-- begin Records provided --
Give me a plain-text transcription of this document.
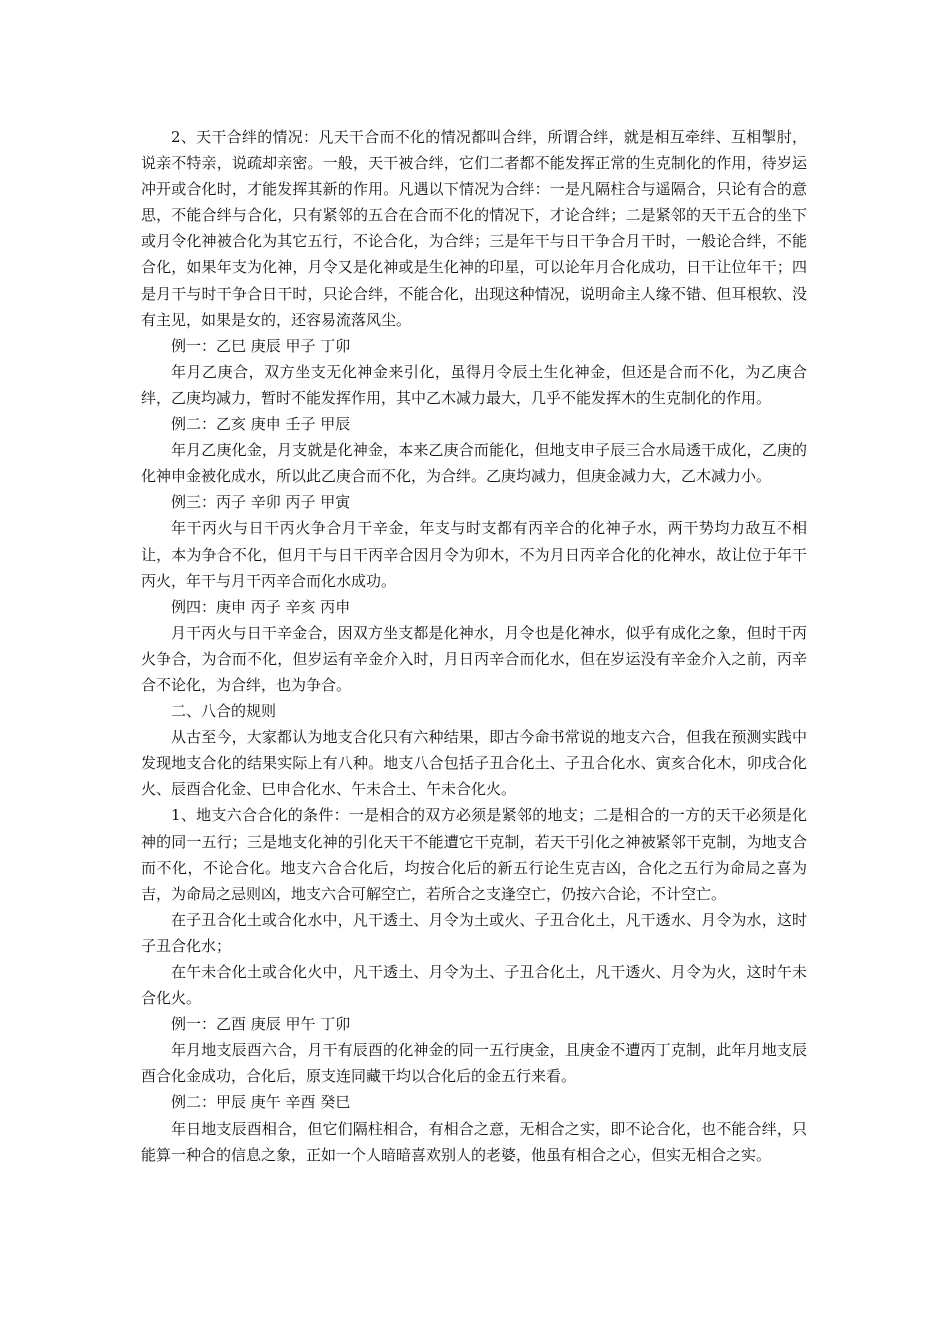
2、天干合绊的情况：凡天干合而不化的情况都叫合绊，所谓合绊，就是相互牵绊、互相掣肘，说亲不特亲，说疏却亲密。一般，天干被合绊，它们二者都不能发挥正常的生克制化的作用，待岁运冲开或合化时，才能发挥其新的作用。凡遇以下情况为合绊：一是凡隔柱合与遥隔合，只论有合的意思，不能合绊与合化，只有紧邻的五合在合而不化的情况下，才论合绊；二是紧邻的天干五合的坐下或月令化神被合化为其它五行，不论合化，为合绊；三是年干与日干争合月干时，一般论合绊，不能合化，如果年支为化神，月令又是化神或是生化神的印星，可以论年月合化成功，日干让位年干；四是月干与时干争合日干时，只论合绊，不能合化，出现这种情况，说明命主人缘不错、但耳根软、没有主见，如果是女的，还容易流落风尘。

例一：乙巳 庚辰 甲子 丁卯

年月乙庚合，双方坐支无化神金来引化，虽得月令辰土生化神金，但还是合而不化，为乙庚合绊，乙庚均减力，暂时不能发挥作用，其中乙木减力最大，几乎不能发挥木的生克制化的作用。

例二：乙亥 庚申 壬子 甲辰

年月乙庚化金，月支就是化神金，本来乙庚合而能化，但地支申子辰三合水局透干成化，乙庚的化神申金被化成水，所以此乙庚合而不化，为合绊。乙庚均减力，但庚金减力大，乙木减力小。

例三：丙子 辛卯 丙子 甲寅

年干丙火与日干丙火争合月干辛金，年支与时支都有丙辛合的化神子水，两干势均力敌互不相让，本为争合不化，但月干与日干丙辛合因月令为卯木，不为月日丙辛合化的化神水，故让位于年干丙火，年干与月干丙辛合而化水成功。

例四：庚申 丙子 辛亥 丙申

月干丙火与日干辛金合，因双方坐支都是化神水，月令也是化神水，似乎有成化之象，但时干丙火争合，为合而不化，但岁运有辛金介入时，月日丙辛合而化水，但在岁运没有辛金介入之前，丙辛合不论化，为合绊，也为争合。

二、八合的规则

从古至今，大家都认为地支合化只有六种结果，即古今命书常说的地支六合，但我在预测实践中发现地支合化的结果实际上有八种。地支八合包括子丑合化土、子丑合化水、寅亥合化木，卯戌合化火、辰酉合化金、巳申合化水、午未合土、午未合化火。

1、地支六合合化的条件：一是相合的双方必须是紧邻的地支；二是相合的一方的天干必须是化神的同一五行；三是地支化神的引化天干不能遭它干克制，若天干引化之神被紧邻干克制，为地支合而不化，不论合化。地支六合合化后，均按合化后的新五行论生克吉凶，合化之五行为命局之喜为吉，为命局之忌则凶，地支六合可解空亡，若所合之支逢空亡，仍按六合论，不计空亡。

在子丑合化土或合化水中，凡干透土、月令为土或火、子丑合化土，凡干透水、月令为水，这时子丑合化水；

在午未合化土或合化火中，凡干透土、月令为土、子丑合化土，凡干透火、月令为火，这时午未合化火。

例一：乙酉 庚辰 甲午 丁卯

年月地支辰酉六合，月干有辰酉的化神金的同一五行庚金，且庚金不遭丙丁克制，此年月地支辰酉合化金成功，合化后，原支连同藏干均以合化后的金五行来看。

例二：甲辰 庚午 辛酉 癸巳

年日地支辰酉相合，但它们隔柱相合，有相合之意，无相合之实，即不论合化，也不能合绊，只能算一种合的信息之象，正如一个人暗暗喜欢别人的老婆，他虽有相合之心，但实无相合之实。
-- end Records provided --
» **Task statement**
In the listing above, count each line that holds the string "乙庚均减力". Give the number only.

» **Written solution**
2